Aim of the task:
Rewrite the Congress text from "Major territorial changes" to "for its difficulties.", swapping "friction" for "contention".
Supplied text below:
The problems confronting the congress were rather complex because the French Revolution and the Napoleonic Wars had dismantled the structure of Europe. Although the principle of legitimacy—restoration of the pre-Revolutionary dynastic and territorial states—was often invoked ceremoniously, it was the determination to achieve a balance of power for the preservation of peace that guided the Congress’s decisions. The principle of national self-determination for the states involved was rejected.

    

Territorial Adjustments 

Major territorial changes in post-Napoleonic Europe were unavoidable.  This was partly because of previous secret agreements reached among individual powers and largely because of the pressure of power politics. Major points of friction were the settlement of the Polish question, the conflicting claims of Sweden, Denmark, and Russia, and the adjustment of the borders of the numerous German states. Russia and Prussia were for the most part opposed by Austria, France, and Britain, which at one point in January of 1815, went so far as to conclude a defensive triple alliance. The shock of this crisis and of the alarming return of Napoleon I from exile so concerned the delegates that the Congress quickly began to find solutions for its difficulties.
End of Supplied text.
Data shown below:
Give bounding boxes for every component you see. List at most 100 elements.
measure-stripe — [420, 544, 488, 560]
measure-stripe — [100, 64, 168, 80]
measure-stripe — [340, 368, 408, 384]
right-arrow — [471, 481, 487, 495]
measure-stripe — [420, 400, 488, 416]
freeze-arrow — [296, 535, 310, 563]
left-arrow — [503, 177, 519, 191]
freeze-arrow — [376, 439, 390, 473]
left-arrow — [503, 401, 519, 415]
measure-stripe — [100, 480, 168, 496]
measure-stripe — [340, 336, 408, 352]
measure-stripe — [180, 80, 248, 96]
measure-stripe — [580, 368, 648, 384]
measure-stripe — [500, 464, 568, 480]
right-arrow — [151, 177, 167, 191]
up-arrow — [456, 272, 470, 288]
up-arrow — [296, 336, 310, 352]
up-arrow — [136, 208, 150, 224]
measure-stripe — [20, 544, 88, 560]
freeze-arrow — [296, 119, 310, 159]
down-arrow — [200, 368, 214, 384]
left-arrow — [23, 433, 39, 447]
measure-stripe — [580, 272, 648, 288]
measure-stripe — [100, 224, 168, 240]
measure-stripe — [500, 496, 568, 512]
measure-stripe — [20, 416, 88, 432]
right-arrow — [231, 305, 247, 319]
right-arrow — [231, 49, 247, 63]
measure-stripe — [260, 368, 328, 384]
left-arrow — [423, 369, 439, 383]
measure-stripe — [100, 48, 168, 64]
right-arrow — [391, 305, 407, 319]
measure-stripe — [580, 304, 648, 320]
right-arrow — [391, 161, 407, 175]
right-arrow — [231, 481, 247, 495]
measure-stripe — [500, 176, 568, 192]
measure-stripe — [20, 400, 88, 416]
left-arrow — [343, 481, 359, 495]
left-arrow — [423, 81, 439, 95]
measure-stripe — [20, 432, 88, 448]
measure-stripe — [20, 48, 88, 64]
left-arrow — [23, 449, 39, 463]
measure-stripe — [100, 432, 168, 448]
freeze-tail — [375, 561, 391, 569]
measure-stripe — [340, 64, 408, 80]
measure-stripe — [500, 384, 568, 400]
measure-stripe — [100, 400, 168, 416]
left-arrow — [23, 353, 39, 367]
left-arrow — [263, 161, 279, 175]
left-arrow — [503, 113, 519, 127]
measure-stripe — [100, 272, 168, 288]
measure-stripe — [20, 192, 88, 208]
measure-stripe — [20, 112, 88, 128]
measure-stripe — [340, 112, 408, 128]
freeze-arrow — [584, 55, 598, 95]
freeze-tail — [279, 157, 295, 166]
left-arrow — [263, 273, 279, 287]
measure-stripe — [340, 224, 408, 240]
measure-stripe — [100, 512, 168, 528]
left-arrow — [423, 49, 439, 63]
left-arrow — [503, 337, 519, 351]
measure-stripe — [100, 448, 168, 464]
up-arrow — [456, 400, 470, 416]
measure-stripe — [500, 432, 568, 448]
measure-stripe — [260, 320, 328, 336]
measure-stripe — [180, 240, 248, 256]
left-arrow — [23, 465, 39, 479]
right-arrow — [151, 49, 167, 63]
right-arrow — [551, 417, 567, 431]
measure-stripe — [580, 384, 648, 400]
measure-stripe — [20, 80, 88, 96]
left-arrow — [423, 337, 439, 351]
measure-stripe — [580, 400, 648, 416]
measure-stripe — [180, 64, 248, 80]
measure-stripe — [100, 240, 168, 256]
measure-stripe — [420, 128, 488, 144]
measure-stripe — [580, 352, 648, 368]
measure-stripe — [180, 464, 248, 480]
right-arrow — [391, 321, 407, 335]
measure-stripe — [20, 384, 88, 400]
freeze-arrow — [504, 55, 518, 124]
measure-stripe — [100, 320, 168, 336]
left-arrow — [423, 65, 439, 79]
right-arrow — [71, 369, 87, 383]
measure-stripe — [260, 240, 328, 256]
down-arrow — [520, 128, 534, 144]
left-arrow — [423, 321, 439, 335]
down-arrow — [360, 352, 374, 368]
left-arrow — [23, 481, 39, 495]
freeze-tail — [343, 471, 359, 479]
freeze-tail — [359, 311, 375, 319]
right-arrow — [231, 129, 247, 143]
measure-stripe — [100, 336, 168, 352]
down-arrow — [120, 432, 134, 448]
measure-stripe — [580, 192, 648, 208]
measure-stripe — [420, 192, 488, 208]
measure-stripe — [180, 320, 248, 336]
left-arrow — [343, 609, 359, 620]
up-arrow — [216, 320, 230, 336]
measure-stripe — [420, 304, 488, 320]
End of Data shown.
Result of this task:
Major territorial changes in post-Napoleonic Europe were unavoidable.  This was partly because of previous secret agreements reached among individual powers and largely because of the pressure of power politics. Major points of contention were the settlement of the Polish question, the conflicting claims of Sweden, Denmark, and Russia, and the adjustment of the borders of the numerous German states. Russia and Prussia were for the most part opposed by Austria, France, and Britain, which at one point in January of 1815, went so far as to conclude a defensive triple alliance. The shock of this crisis and of the alarming return of Napoleon I from exile so concerned the delegates that the Congress quickly began to find solutions for its difficulties.